Problem to solve: Everything in the listing should be restated word for word.

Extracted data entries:

::::::::::

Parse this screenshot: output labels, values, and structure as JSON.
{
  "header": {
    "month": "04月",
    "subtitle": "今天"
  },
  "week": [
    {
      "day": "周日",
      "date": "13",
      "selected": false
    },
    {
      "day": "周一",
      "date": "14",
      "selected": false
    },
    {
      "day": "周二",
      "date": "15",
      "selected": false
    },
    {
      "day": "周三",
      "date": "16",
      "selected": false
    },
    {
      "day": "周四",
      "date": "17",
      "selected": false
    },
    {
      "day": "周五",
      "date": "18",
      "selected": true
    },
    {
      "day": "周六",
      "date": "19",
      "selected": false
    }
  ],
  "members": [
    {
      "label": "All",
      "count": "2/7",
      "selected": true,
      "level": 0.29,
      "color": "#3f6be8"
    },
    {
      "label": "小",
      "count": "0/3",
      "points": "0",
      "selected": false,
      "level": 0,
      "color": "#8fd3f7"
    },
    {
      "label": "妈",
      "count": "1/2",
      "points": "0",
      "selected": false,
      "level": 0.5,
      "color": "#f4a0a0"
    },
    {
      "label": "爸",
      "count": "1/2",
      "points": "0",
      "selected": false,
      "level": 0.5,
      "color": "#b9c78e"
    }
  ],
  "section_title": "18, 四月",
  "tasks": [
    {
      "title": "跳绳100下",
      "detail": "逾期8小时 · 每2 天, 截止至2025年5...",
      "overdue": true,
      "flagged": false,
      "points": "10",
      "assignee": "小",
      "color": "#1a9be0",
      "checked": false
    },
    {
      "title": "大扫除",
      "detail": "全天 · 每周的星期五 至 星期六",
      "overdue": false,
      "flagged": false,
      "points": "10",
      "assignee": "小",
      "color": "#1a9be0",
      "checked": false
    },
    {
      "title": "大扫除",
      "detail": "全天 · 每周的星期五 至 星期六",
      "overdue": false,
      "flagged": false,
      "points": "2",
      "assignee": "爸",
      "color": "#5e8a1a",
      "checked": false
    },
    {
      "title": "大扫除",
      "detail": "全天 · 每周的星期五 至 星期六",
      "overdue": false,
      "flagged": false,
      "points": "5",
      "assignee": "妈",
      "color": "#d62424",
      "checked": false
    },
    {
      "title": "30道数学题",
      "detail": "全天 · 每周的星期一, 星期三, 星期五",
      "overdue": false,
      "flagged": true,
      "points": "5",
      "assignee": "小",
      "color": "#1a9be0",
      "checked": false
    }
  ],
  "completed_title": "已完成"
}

::::::::::

Full output:
Parse this screenshot: output labels, values, and structure as JSON.
{
  "header": {
    "month": "04月",
    "subtitle": "今天"
  },
  "week": [
    {
      "day": "周日",
      "date": "13",
      "selected": false
    },
    {
      "day": "周一",
      "date": "14",
      "selected": false
    },
    {
      "day": "周二",
      "date": "15",
      "selected": false
    },
    {
      "day": "周三",
      "date": "16",
      "selected": false
    },
    {
      "day": "周四",
      "date": "17",
      "selected": false
    },
    {
      "day": "周五",
      "date": "18",
      "selected": true
    },
    {
      "day": "周六",
      "date": "19",
      "selected": false
    }
  ],
  "members": [
    {
      "label": "All",
      "count": "2/7",
      "selected": true,
      "level": 0.29,
      "color": "#3f6be8"
    },
    {
      "label": "小",
      "count": "0/3",
      "points": "0",
      "selected": false,
      "level": 0,
      "color": "#8fd3f7"
    },
    {
      "label": "妈",
      "count": "1/2",
      "points": "0",
      "selected": false,
      "level": 0.5,
      "color": "#f4a0a0"
    },
    {
      "label": "爸",
      "count": "1/2",
      "points": "0",
      "selected": false,
      "level": 0.5,
      "color": "#b9c78e"
    }
  ],
  "section_title": "18, 四月",
  "tasks": [
    {
      "title": "跳绳100下",
      "detail": "逾期8小时 · 每2 天, 截止至2025年5...",
      "overdue": true,
      "flagged": false,
      "points": "10",
      "assignee": "小",
      "color": "#1a9be0",
      "checked": false
    },
    {
      "title": "大扫除",
      "detail": "全天 · 每周的星期五 至 星期六",
      "overdue": false,
      "flagged": false,
      "points": "10",
      "assignee": "小",
      "color": "#1a9be0",
      "checked": false
    },
    {
      "title": "大扫除",
      "detail": "全天 · 每周的星期五 至 星期六",
      "overdue": false,
      "flagged": false,
      "points": "2",
      "assignee": "爸",
      "color": "#5e8a1a",
      "checked": false
    },
    {
      "title": "大扫除",
      "detail": "全天 · 每周的星期五 至 星期六",
      "overdue": false,
      "flagged": false,
      "points": "5",
      "assignee": "妈",
      "color": "#d62424",
      "checked": false
    },
    {
      "title": "30道数学题",
      "detail": "全天 · 每周的星期一, 星期三, 星期五",
      "overdue": false,
      "flagged": true,
      "points": "5",
      "assignee": "小",
      "color": "#1a9be0",
      "checked": false
    }
  ],
  "completed_title": "已完成"
}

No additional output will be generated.